THE TASK => Reproduce every entry in the listing without alteration.

RECORDS FOR THE EXERCISE =>
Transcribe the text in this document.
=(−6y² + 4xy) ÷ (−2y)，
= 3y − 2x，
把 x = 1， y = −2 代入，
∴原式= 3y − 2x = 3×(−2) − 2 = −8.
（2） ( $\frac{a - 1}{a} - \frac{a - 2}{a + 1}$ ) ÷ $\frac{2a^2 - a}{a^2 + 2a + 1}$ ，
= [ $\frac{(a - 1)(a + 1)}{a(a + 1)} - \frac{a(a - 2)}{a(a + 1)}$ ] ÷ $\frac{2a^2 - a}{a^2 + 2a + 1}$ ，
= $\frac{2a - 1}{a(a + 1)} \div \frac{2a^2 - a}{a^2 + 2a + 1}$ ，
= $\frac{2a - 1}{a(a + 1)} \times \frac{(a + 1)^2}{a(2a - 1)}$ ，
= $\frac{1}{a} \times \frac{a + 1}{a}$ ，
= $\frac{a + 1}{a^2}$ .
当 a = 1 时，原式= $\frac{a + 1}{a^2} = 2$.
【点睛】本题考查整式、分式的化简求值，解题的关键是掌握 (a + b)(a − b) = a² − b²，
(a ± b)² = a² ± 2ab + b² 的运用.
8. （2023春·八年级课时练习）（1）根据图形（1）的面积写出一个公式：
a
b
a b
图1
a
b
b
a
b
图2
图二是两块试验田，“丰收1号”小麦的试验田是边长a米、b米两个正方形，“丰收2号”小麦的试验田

SOLUTION FOR THIS PROBLEM =>
Transcribe the text in this document.
=(−6y² + 4xy) ÷ (−2y)，
= 3y − 2x，
把 x = 1， y = −2 代入，
∴原式= 3y − 2x = 3×(−2) − 2 = −8.
（2） ( $\frac{a - 1}{a} - \frac{a - 2}{a + 1}$ ) ÷ $\frac{2a^2 - a}{a^2 + 2a + 1}$ ，
= [ $\frac{(a - 1)(a + 1)}{a(a + 1)} - \frac{a(a - 2)}{a(a + 1)}$ ] ÷ $\frac{2a^2 - a}{a^2 + 2a + 1}$ ，
= $\frac{2a - 1}{a(a + 1)} \div \frac{2a^2 - a}{a^2 + 2a + 1}$ ，
= $\frac{2a - 1}{a(a + 1)} \times \frac{(a + 1)^2}{a(2a - 1)}$ ，
= $\frac{1}{a} \times \frac{a + 1}{a}$ ，
= $\frac{a + 1}{a^2}$ .
当 a = 1 时，原式= $\frac{a + 1}{a^2} = 2$.
【点睛】本题考查整式、分式的化简求值，解题的关键是掌握 (a + b)(a − b) = a² − b²，
(a ± b)² = a² ± 2ab + b² 的运用.
8. （2023春·八年级课时练习）（1）根据图形（1）的面积写出一个公式：
a
b
a b
图1
a
b
b
a
b
图2
图二是两块试验田，“丰收1号”小麦的试验田是边长a米、b米两个正方形，“丰收2号”小麦的试验田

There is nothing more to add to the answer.